Your objective ▸
Every entry must be copied word for word.

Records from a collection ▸
···

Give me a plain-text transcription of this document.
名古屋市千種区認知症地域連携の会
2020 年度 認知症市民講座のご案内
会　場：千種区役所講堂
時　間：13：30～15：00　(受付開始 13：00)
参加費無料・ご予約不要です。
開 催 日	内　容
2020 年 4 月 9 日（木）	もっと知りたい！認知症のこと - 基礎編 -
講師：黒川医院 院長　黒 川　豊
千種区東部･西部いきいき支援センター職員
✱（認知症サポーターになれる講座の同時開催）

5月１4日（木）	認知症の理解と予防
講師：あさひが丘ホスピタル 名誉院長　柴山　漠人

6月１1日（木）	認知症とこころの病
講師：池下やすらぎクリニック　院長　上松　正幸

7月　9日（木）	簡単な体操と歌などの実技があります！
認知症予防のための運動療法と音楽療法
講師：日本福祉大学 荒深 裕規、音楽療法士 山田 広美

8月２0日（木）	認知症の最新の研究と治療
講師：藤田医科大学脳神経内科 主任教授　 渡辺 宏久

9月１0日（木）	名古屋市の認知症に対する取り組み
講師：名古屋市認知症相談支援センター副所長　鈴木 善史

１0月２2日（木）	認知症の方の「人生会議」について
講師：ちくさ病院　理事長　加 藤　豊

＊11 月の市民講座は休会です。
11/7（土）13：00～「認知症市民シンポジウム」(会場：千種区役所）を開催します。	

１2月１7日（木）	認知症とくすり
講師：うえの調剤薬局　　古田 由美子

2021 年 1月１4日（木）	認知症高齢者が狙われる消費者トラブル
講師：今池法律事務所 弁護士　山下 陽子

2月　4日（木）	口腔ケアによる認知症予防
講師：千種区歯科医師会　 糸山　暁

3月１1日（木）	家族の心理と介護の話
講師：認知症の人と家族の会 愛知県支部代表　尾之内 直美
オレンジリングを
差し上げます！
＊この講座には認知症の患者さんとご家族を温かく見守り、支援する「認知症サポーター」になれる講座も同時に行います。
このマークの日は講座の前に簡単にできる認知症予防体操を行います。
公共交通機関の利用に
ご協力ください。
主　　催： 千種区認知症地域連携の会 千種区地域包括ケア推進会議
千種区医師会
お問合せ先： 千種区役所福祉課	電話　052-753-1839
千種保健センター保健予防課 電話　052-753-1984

···

Answer for this exercise ▸
Give me a plain-text transcription of this document.
名古屋市千種区認知症地域連携の会
2020 年度 認知症市民講座のご案内
会　場：千種区役所講堂
時　間：13：30～15：00　(受付開始 13：00)
参加費無料・ご予約不要です。
開 催 日	内　容
2020 年 4 月 9 日（木）	もっと知りたい！認知症のこと - 基礎編 -
講師：黒川医院 院長　黒 川　豊
千種区東部･西部いきいき支援センター職員
✱（認知症サポーターになれる講座の同時開催）

5月１4日（木）	認知症の理解と予防
講師：あさひが丘ホスピタル 名誉院長　柴山　漠人

6月１1日（木）	認知症とこころの病
講師：池下やすらぎクリニック　院長　上松　正幸

7月　9日（木）	簡単な体操と歌などの実技があります！
認知症予防のための運動療法と音楽療法
講師：日本福祉大学 荒深 裕規、音楽療法士 山田 広美

8月２0日（木）	認知症の最新の研究と治療
講師：藤田医科大学脳神経内科 主任教授　 渡辺 宏久

9月１0日（木）	名古屋市の認知症に対する取り組み
講師：名古屋市認知症相談支援センター副所長　鈴木 善史

１0月２2日（木）	認知症の方の「人生会議」について
講師：ちくさ病院　理事長　加 藤　豊

＊11 月の市民講座は休会です。
11/7（土）13：00～「認知症市民シンポジウム」(会場：千種区役所）を開催します。	

１2月１7日（木）	認知症とくすり
講師：うえの調剤薬局　　古田 由美子

2021 年 1月１4日（木）	認知症高齢者が狙われる消費者トラブル
講師：今池法律事務所 弁護士　山下 陽子

2月　4日（木）	口腔ケアによる認知症予防
講師：千種区歯科医師会　 糸山　暁

3月１1日（木）	家族の心理と介護の話
講師：認知症の人と家族の会 愛知県支部代表　尾之内 直美
オレンジリングを
差し上げます！
＊この講座には認知症の患者さんとご家族を温かく見守り、支援する「認知症サポーター」になれる講座も同時に行います。
このマークの日は講座の前に簡単にできる認知症予防体操を行います。
公共交通機関の利用に
ご協力ください。
主　　催： 千種区認知症地域連携の会 千種区地域包括ケア推進会議
千種区医師会
お問合せ先： 千種区役所福祉課	電話　052-753-1839
千種保健センター保健予防課 電話　052-753-1984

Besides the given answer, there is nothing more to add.